### GIVEN TASK
Rewrite the lines below with every "screenshot" changed to "image" and nothing else altered. Leave the pictures out.

### ENTRIES
──────────
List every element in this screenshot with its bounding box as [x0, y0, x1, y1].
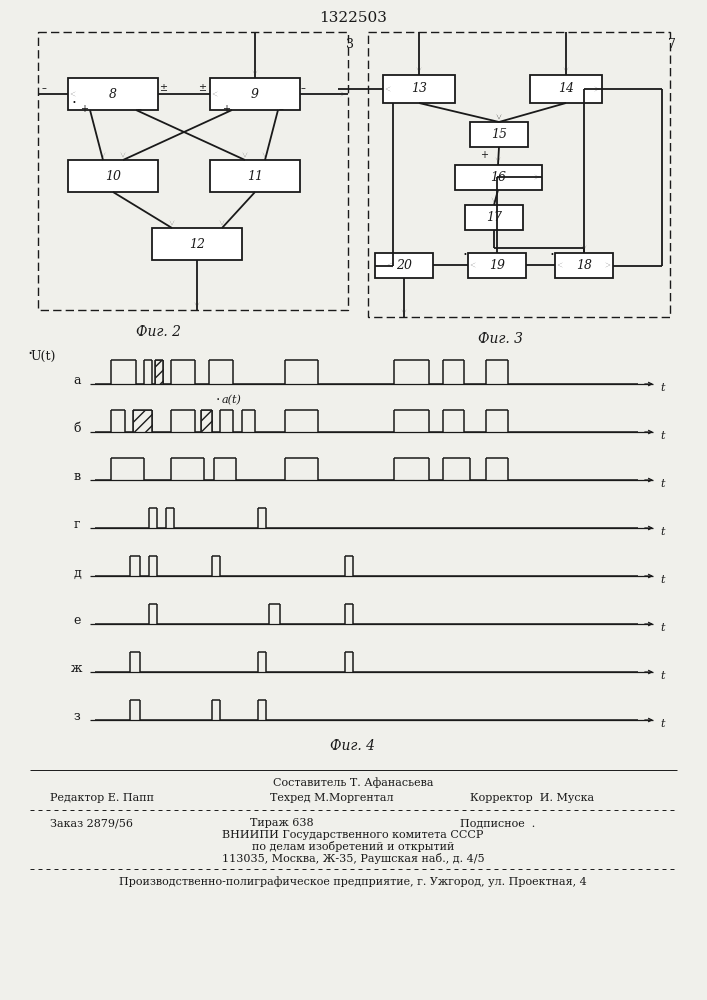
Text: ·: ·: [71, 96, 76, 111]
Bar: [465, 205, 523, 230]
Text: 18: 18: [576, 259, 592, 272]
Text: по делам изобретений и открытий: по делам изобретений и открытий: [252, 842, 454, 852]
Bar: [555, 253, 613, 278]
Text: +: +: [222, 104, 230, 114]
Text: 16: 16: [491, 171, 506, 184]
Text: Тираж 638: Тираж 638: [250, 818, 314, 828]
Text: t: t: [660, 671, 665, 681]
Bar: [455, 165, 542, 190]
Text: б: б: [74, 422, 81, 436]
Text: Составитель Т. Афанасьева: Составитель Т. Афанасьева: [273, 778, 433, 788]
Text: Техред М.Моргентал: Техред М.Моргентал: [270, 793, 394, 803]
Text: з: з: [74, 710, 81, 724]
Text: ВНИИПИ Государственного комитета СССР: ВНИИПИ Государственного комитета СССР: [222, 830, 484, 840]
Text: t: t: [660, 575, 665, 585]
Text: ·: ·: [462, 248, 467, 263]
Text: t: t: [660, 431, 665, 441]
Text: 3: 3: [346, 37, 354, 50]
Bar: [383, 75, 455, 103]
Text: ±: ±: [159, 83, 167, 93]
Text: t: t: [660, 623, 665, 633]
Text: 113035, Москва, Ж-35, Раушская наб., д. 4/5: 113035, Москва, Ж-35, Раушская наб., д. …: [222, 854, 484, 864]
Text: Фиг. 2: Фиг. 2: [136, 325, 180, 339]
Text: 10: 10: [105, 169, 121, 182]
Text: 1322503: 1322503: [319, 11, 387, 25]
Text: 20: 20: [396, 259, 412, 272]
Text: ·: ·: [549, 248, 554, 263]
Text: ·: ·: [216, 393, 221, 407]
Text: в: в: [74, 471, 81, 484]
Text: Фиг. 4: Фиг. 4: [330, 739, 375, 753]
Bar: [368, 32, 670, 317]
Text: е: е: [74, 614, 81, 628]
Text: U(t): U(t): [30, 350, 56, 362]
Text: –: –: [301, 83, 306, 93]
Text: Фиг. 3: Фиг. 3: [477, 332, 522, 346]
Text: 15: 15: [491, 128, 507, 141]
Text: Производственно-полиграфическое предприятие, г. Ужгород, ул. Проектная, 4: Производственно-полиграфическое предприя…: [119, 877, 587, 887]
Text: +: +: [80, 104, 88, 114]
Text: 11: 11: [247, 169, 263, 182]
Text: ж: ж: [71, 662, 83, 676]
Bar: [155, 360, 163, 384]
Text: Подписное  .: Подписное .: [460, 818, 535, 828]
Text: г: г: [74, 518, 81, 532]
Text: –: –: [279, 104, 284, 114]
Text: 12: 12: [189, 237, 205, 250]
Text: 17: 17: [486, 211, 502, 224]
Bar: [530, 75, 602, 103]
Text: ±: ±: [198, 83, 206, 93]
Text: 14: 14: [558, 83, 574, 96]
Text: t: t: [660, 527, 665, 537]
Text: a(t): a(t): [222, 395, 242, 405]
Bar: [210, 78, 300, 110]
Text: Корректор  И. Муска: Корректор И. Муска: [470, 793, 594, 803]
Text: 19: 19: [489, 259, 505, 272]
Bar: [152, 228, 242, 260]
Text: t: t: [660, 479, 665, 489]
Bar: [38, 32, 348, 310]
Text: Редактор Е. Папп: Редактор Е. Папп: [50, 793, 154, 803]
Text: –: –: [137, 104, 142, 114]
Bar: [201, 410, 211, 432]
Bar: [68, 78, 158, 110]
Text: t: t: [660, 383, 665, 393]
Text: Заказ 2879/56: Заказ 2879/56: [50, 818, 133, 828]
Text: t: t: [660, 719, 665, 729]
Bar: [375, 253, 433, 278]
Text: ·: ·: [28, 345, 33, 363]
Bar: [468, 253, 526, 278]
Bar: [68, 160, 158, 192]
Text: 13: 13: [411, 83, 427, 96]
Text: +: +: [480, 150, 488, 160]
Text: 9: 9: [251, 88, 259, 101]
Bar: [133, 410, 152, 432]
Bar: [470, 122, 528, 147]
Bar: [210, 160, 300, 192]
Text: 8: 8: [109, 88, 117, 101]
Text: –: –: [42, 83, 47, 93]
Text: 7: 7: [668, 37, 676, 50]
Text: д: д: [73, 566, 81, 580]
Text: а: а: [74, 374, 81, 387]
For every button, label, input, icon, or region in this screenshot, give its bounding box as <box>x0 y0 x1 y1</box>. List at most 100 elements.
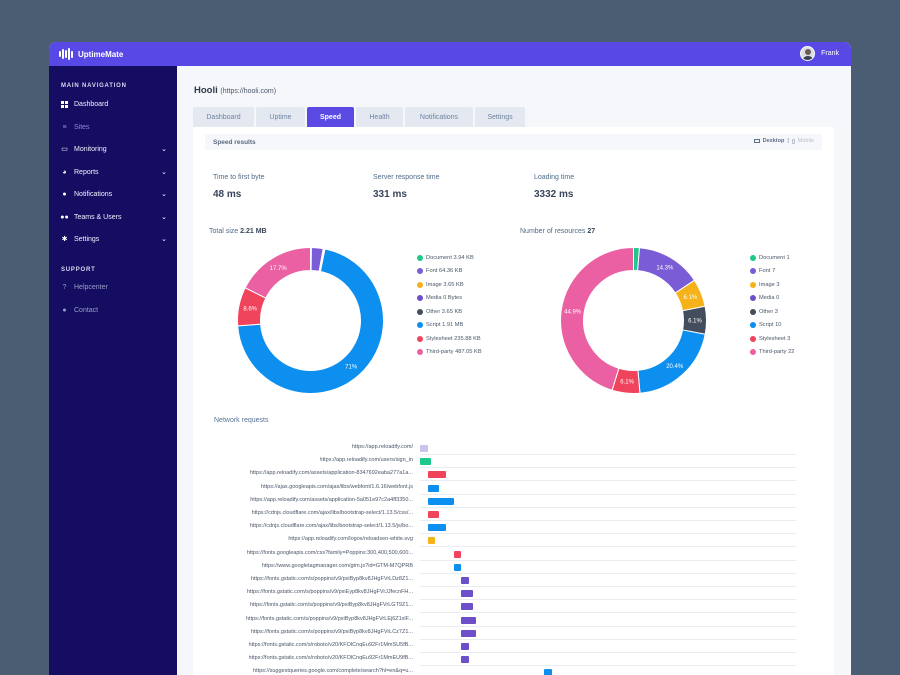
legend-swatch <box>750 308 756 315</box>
──────────
### WRITTEN ANSWER
List every element in this image with its bounding box as [x0, y0, x1, y1].
Text: ·: ·: [71, 96, 76, 111]
Bar: [465, 205, 523, 230]
Text: 18: 18: [576, 259, 592, 272]
Text: по делам изобретений и открытий: по делам изобретений и открытий: [252, 842, 454, 852]
Bar: [555, 253, 613, 278]
Text: +: +: [222, 104, 230, 114]
Text: 16: 16: [491, 171, 506, 184]
Text: Тираж 638: Тираж 638: [250, 818, 314, 828]
Text: t: t: [660, 671, 665, 681]
Bar: [455, 165, 542, 190]
Text: б: б: [74, 422, 81, 436]
Text: Составитель Т. Афанасьева: Составитель Т. Афанасьева: [273, 778, 433, 788]
Text: Техред М.Моргентал: Техред М.Моргентал: [270, 793, 394, 803]
Text: з: з: [74, 710, 81, 724]
Text: ВНИИПИ Государственного комитета СССР: ВНИИПИ Государственного комитета СССР: [222, 830, 484, 840]
Text: t: t: [660, 575, 665, 585]
Text: ·: ·: [462, 248, 467, 263]
Text: t: t: [660, 431, 665, 441]
Text: 3: 3: [346, 37, 354, 50]
Bar: [383, 75, 455, 103]
Text: ±: ±: [159, 83, 167, 93]
Text: t: t: [660, 623, 665, 633]
Text: 113035, Москва, Ж-35, Раушская наб., д. 4/5: 113035, Москва, Ж-35, Раушская наб., д. …: [222, 854, 484, 864]
Text: Фиг. 2: Фиг. 2: [136, 325, 180, 339]
Text: 10: 10: [105, 169, 121, 182]
Text: 1322503: 1322503: [319, 11, 387, 25]
Text: 20: 20: [396, 259, 412, 272]
Text: ·: ·: [549, 248, 554, 263]
Text: ·: ·: [216, 393, 221, 407]
Text: в: в: [74, 471, 81, 484]
Text: Фиг. 4: Фиг. 4: [330, 739, 375, 753]
Bar: [368, 32, 670, 317]
Text: е: е: [74, 614, 81, 628]
Text: U(t): U(t): [30, 350, 56, 362]
Text: –: –: [301, 83, 306, 93]
Text: Фиг. 3: Фиг. 3: [477, 332, 522, 346]
Text: 15: 15: [491, 128, 507, 141]
Text: Производственно-полиграфическое предприятие, г. Ужгород, ул. Проектная, 4: Производственно-полиграфическое предприя…: [119, 877, 587, 887]
Text: +: +: [80, 104, 88, 114]
Text: 11: 11: [247, 169, 263, 182]
Text: ж: ж: [71, 662, 83, 676]
Bar: [155, 360, 163, 384]
Text: Подписное  .: Подписное .: [460, 818, 535, 828]
Text: г: г: [74, 518, 81, 532]
Text: –: –: [279, 104, 284, 114]
Text: 12: 12: [189, 237, 205, 250]
Text: 17: 17: [486, 211, 502, 224]
Bar: [530, 75, 602, 103]
Text: ±: ±: [198, 83, 206, 93]
Text: 14: 14: [558, 83, 574, 96]
Text: t: t: [660, 527, 665, 537]
Text: a(t): a(t): [222, 395, 242, 405]
Bar: [210, 78, 300, 110]
Text: Корректор  И. Муска: Корректор И. Муска: [470, 793, 594, 803]
Text: 19: 19: [489, 259, 505, 272]
Bar: [152, 228, 242, 260]
Text: t: t: [660, 479, 665, 489]
Bar: [38, 32, 348, 310]
Text: Редактор Е. Папп: Редактор Е. Папп: [50, 793, 154, 803]
Text: –: –: [137, 104, 142, 114]
Bar: [201, 410, 211, 432]
Bar: [68, 78, 158, 110]
Text: t: t: [660, 383, 665, 393]
Text: Заказ 2879/56: Заказ 2879/56: [50, 818, 133, 828]
Text: t: t: [660, 719, 665, 729]
Bar: [375, 253, 433, 278]
Text: ·: ·: [28, 345, 33, 363]
Bar: [468, 253, 526, 278]
Bar: [68, 160, 158, 192]
Text: 13: 13: [411, 83, 427, 96]
Text: +: +: [480, 150, 488, 160]
Text: 9: 9: [251, 88, 259, 101]
Bar: [133, 410, 152, 432]
Bar: [470, 122, 528, 147]
Bar: [210, 160, 300, 192]
Text: 8: 8: [109, 88, 117, 101]
Text: –: –: [42, 83, 47, 93]
Text: 7: 7: [668, 37, 676, 50]
Text: д: д: [73, 566, 81, 580]
Text: а: а: [74, 374, 81, 387]
For every button, label, input, icon, or region in this image, give its bounding box as <box>x0 y0 x1 y1</box>. List at most 100 elements.
legend-swatch <box>750 308 756 315</box>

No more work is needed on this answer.